───── Data in this exercise

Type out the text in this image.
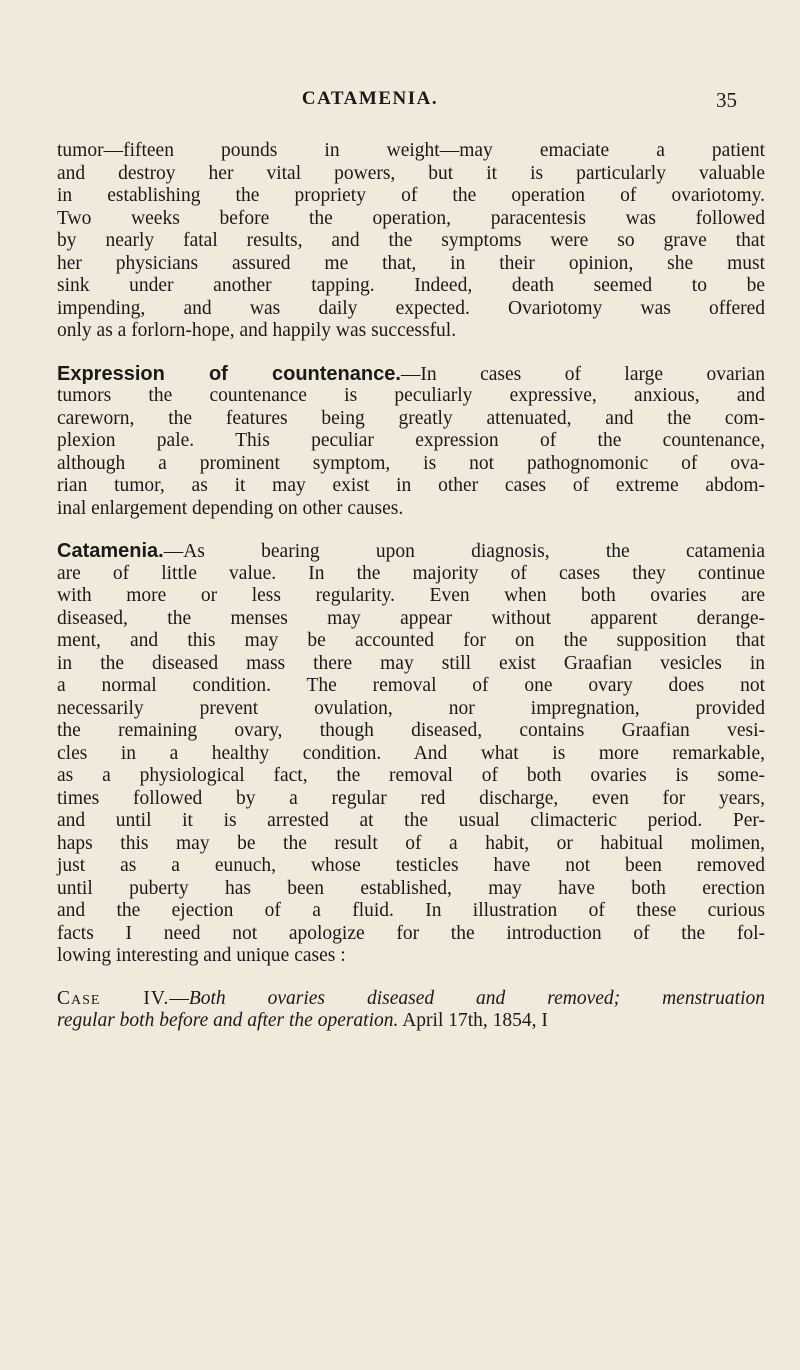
CATAMENIA.	35
tumor—fifteen pounds in weight—may emaciate a patient
and destroy her vital powers, but it is particularly valuable
in establishing the propriety of the operation of ovariotomy.
Two weeks before the operation, paracentesis was followed
by nearly fatal results, and the symptoms were so grave that
her physicians assured me that, in their opinion, she must
sink under another tapping. Indeed, death seemed to be
impending, and was daily expected. Ovariotomy was offered
only as a forlorn-hope, and happily was successful.
Expression of countenance.—In cases of large ovarian
tumors the countenance is peculiarly expressive, anxious, and
careworn, the features being greatly attenuated, and the com-
plexion pale. This peculiar expression of the countenance,
although a prominent symptom, is not pathognomonic of ova-
rian tumor, as it may exist in other cases of extreme abdom-
inal enlargement depending on other causes.
Catamenia.—As bearing upon diagnosis, the catamenia
are of little value. In the majority of cases they continue
with more or less regularity. Even when both ovaries are
diseased, the menses may appear without apparent derange-
ment, and this may be accounted for on the supposition that
in the diseased mass there may still exist Graafian vesicles in
a normal condition. The removal of one ovary does not
necessarily prevent ovulation, nor impregnation, provided
the remaining ovary, though diseased, contains Graafian vesi-
cles in a healthy condition. And what is more remarkable,
as a physiological fact, the removal of both ovaries is some-
times followed by a regular red discharge, even for years,
and until it is arrested at the usual climacteric period. Per-
haps this may be the result of a habit, or habitual molimen,
just as a eunuch, whose testicles have not been removed
until puberty has been established, may have both erection
and the ejection of a fluid. In illustration of these curious
facts I need not apologize for the introduction of the fol-
lowing interesting and unique cases :
Case IV.—Both ovaries diseased and removed; menstruation
regular both before and after the operation. April 17th, 1854, I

──────────

> **What is required**
The data above must be given again in full and unaltered, minus its images.

> **Your solution**
Type out the text in this image.
CATAMENIA.	35
tumor—fifteen pounds in weight—may emaciate a patient
and destroy her vital powers, but it is particularly valuable
in establishing the propriety of the operation of ovariotomy.
Two weeks before the operation, paracentesis was followed
by nearly fatal results, and the symptoms were so grave that
her physicians assured me that, in their opinion, she must
sink under another tapping. Indeed, death seemed to be
impending, and was daily expected. Ovariotomy was offered
only as a forlorn-hope, and happily was successful.
Expression of countenance.—In cases of large ovarian
tumors the countenance is peculiarly expressive, anxious, and
careworn, the features being greatly attenuated, and the com-
plexion pale. This peculiar expression of the countenance,
although a prominent symptom, is not pathognomonic of ova-
rian tumor, as it may exist in other cases of extreme abdom-
inal enlargement depending on other causes.
Catamenia.—As bearing upon diagnosis, the catamenia
are of little value. In the majority of cases they continue
with more or less regularity. Even when both ovaries are
diseased, the menses may appear without apparent derange-
ment, and this may be accounted for on the supposition that
in the diseased mass there may still exist Graafian vesicles in
a normal condition. The removal of one ovary does not
necessarily prevent ovulation, nor impregnation, provided
the remaining ovary, though diseased, contains Graafian vesi-
cles in a healthy condition. And what is more remarkable,
as a physiological fact, the removal of both ovaries is some-
times followed by a regular red discharge, even for years,
and until it is arrested at the usual climacteric period. Per-
haps this may be the result of a habit, or habitual molimen,
just as a eunuch, whose testicles have not been removed
until puberty has been established, may have both erection
and the ejection of a fluid. In illustration of these curious
facts I need not apologize for the introduction of the fol-
lowing interesting and unique cases :
Case IV.—Both ovaries diseased and removed; menstruation
regular both before and after the operation. April 17th, 1854, I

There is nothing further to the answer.